WHAT TO PRODUCE | Keep only the lines where "الدكتور" appears.

SUPPLIED RECORDS |
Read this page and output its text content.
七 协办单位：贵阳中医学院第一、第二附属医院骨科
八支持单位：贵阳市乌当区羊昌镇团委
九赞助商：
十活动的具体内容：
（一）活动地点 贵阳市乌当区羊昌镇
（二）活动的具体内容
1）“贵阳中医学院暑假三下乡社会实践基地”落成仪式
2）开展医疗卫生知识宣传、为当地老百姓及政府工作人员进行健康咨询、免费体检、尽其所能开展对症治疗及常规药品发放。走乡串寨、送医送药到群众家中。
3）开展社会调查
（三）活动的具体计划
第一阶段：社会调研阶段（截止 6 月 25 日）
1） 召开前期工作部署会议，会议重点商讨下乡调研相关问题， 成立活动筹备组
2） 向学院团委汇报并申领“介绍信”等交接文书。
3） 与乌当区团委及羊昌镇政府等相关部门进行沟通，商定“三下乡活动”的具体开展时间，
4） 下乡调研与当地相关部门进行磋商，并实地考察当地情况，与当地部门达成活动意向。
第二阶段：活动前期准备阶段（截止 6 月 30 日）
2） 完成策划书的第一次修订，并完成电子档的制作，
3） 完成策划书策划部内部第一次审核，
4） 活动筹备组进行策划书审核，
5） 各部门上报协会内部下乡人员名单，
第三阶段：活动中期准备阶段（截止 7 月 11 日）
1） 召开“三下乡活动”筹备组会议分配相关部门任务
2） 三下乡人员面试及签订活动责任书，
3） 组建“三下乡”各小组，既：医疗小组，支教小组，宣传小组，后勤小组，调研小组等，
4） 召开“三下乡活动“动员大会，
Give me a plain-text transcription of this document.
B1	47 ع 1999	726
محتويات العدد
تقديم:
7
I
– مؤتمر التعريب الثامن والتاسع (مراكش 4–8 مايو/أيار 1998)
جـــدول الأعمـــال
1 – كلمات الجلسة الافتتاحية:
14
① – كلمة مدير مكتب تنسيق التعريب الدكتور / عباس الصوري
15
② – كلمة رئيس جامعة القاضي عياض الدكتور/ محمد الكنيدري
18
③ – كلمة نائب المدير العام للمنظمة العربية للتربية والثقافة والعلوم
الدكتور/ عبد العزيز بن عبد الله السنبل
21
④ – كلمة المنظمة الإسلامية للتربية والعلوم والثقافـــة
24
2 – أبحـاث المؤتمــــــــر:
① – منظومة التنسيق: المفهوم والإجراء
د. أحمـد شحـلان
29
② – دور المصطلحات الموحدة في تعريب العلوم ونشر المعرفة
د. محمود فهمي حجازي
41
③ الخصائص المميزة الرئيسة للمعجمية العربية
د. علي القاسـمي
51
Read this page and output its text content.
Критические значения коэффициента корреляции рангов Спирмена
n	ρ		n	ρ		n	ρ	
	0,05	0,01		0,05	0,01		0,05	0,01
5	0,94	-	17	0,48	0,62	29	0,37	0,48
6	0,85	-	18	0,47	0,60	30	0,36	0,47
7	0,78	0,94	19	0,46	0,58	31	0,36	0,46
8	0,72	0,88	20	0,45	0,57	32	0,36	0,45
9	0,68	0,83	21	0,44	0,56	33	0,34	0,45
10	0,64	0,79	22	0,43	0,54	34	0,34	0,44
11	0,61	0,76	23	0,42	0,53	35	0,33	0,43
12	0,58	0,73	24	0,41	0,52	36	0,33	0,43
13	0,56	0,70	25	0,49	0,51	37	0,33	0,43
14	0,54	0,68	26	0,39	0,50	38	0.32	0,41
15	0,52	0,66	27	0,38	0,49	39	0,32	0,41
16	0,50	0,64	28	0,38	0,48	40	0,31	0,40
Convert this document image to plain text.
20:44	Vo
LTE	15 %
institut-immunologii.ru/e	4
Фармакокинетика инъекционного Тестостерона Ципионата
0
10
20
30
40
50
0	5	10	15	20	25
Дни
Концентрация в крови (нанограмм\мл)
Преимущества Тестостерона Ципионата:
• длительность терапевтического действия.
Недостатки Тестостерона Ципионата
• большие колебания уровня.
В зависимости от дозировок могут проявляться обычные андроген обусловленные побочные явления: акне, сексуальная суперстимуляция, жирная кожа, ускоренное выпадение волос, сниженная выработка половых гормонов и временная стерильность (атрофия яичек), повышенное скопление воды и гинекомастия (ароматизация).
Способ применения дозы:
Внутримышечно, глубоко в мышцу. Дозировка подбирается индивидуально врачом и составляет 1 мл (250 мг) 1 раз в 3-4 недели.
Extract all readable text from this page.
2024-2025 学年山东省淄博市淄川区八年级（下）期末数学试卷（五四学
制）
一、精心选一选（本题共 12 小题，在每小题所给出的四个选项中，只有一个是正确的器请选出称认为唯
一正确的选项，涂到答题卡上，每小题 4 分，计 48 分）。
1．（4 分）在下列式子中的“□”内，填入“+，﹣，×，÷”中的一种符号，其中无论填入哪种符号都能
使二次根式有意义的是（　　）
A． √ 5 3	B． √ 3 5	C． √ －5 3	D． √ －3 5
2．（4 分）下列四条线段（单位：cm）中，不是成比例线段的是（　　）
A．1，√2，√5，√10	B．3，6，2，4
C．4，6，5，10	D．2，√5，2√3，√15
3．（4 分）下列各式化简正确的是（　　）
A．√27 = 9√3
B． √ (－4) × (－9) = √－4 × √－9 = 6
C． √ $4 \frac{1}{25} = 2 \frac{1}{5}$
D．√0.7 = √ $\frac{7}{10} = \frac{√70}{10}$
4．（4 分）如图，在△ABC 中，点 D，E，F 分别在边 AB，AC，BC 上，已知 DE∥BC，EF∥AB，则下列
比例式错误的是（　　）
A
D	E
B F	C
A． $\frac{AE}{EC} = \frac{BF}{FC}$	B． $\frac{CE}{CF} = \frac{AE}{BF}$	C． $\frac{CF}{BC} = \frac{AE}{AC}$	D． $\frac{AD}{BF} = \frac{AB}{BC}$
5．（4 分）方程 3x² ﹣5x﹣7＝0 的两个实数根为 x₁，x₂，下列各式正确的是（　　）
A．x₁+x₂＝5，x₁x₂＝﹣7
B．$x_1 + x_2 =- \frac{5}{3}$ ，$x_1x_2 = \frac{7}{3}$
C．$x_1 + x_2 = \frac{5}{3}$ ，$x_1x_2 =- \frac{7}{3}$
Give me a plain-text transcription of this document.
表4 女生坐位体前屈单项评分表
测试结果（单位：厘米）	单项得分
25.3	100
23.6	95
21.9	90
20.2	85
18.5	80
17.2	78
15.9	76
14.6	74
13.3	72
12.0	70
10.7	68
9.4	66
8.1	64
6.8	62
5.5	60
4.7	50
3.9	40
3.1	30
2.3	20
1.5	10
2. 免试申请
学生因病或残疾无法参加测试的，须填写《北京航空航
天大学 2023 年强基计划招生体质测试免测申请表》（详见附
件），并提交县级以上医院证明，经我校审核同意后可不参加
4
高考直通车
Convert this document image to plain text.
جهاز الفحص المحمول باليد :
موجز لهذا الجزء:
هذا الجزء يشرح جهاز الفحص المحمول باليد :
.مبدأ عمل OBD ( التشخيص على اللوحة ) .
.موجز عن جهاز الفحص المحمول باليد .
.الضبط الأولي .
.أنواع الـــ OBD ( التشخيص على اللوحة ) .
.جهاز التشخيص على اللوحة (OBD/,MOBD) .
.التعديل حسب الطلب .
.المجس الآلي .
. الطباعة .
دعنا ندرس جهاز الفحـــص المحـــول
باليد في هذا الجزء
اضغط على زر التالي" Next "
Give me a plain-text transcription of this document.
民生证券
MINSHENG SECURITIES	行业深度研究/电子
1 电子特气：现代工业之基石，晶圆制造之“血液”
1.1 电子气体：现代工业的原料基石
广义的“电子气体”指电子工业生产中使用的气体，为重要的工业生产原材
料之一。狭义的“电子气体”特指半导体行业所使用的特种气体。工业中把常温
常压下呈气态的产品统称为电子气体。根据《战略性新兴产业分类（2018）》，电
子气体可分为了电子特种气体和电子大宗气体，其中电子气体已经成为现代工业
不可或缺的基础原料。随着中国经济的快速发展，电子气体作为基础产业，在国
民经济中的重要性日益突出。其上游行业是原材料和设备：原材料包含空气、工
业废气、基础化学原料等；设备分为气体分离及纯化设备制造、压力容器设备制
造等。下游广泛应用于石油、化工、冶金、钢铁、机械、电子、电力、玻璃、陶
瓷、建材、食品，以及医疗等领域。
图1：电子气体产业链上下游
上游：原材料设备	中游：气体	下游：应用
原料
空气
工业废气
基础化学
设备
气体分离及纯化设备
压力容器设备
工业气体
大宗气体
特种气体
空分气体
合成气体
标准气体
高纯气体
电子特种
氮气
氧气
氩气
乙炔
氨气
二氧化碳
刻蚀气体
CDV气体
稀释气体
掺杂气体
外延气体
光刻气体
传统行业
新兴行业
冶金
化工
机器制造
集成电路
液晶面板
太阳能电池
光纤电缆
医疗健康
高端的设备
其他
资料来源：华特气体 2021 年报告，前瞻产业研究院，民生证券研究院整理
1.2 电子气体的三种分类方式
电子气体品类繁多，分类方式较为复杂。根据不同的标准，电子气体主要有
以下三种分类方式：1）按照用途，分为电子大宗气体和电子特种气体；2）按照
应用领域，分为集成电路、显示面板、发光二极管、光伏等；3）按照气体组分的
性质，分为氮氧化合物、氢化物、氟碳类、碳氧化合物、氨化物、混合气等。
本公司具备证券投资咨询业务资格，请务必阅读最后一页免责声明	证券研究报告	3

RESULT FOR THIS TASK |
① – كلمة مدير مكتب تنسيق التعريب الدكتور / عباس الصوري
② – كلمة رئيس جامعة القاضي عياض الدكتور/ محمد الكنيدري
الدكتور/ عبد العزيز بن عبد الله السنبل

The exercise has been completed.